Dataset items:
☆ ☆ ☆ ☆ ☆
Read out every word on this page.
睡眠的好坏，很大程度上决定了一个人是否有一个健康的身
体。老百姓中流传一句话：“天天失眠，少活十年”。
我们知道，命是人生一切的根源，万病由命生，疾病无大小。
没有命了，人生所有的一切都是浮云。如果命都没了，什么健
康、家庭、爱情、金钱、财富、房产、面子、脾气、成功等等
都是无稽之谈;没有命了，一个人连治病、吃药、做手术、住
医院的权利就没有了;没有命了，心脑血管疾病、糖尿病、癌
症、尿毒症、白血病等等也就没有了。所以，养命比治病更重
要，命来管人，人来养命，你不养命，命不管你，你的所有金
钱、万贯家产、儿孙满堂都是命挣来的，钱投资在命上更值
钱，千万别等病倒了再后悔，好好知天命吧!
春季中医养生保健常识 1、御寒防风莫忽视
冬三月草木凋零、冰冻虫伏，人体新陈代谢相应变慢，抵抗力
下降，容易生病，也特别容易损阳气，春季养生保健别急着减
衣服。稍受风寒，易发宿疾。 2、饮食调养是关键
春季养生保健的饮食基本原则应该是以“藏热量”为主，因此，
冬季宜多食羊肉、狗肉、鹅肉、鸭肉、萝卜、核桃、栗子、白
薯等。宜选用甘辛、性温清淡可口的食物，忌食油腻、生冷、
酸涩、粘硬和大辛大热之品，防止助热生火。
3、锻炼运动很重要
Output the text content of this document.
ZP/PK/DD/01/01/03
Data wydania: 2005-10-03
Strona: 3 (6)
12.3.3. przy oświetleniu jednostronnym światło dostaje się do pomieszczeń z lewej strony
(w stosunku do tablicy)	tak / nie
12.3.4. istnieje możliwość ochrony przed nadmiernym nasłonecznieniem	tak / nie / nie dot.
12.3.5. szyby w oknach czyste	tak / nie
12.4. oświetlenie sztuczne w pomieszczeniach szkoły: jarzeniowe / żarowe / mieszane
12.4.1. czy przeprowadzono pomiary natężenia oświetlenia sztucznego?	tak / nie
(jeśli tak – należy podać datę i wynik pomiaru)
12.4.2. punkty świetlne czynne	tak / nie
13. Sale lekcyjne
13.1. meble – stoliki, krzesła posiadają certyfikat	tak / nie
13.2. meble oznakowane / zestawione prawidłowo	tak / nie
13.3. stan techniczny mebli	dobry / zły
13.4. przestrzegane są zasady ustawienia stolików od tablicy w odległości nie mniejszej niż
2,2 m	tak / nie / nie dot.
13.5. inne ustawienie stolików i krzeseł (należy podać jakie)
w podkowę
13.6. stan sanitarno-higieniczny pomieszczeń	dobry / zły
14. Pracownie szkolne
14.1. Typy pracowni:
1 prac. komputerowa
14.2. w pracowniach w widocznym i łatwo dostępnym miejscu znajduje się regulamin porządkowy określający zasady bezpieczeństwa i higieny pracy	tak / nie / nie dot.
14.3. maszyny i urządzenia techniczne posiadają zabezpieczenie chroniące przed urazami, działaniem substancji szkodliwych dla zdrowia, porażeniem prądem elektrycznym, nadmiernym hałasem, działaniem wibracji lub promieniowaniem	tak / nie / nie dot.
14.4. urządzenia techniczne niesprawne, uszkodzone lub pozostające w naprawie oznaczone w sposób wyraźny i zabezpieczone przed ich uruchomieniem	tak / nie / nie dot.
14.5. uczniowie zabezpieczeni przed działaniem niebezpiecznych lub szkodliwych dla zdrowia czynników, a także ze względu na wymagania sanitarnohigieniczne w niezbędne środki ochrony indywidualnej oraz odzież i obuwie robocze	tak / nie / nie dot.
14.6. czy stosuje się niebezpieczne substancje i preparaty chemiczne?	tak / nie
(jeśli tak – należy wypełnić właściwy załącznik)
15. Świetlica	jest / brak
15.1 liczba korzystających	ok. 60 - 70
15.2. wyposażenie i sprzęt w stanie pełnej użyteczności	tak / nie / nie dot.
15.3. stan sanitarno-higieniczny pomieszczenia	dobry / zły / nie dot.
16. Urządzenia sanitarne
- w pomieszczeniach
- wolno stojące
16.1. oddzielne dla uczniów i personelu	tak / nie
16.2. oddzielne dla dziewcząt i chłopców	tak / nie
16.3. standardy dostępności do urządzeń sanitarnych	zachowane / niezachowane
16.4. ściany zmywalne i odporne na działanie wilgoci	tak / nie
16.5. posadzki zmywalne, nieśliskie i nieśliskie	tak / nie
☆ ☆ ☆ ☆ ☆
Exercise description
In the listing, find each line with the string "this" and copy it.

Result of the task
Read out every word on this page.
Output the text content of this document.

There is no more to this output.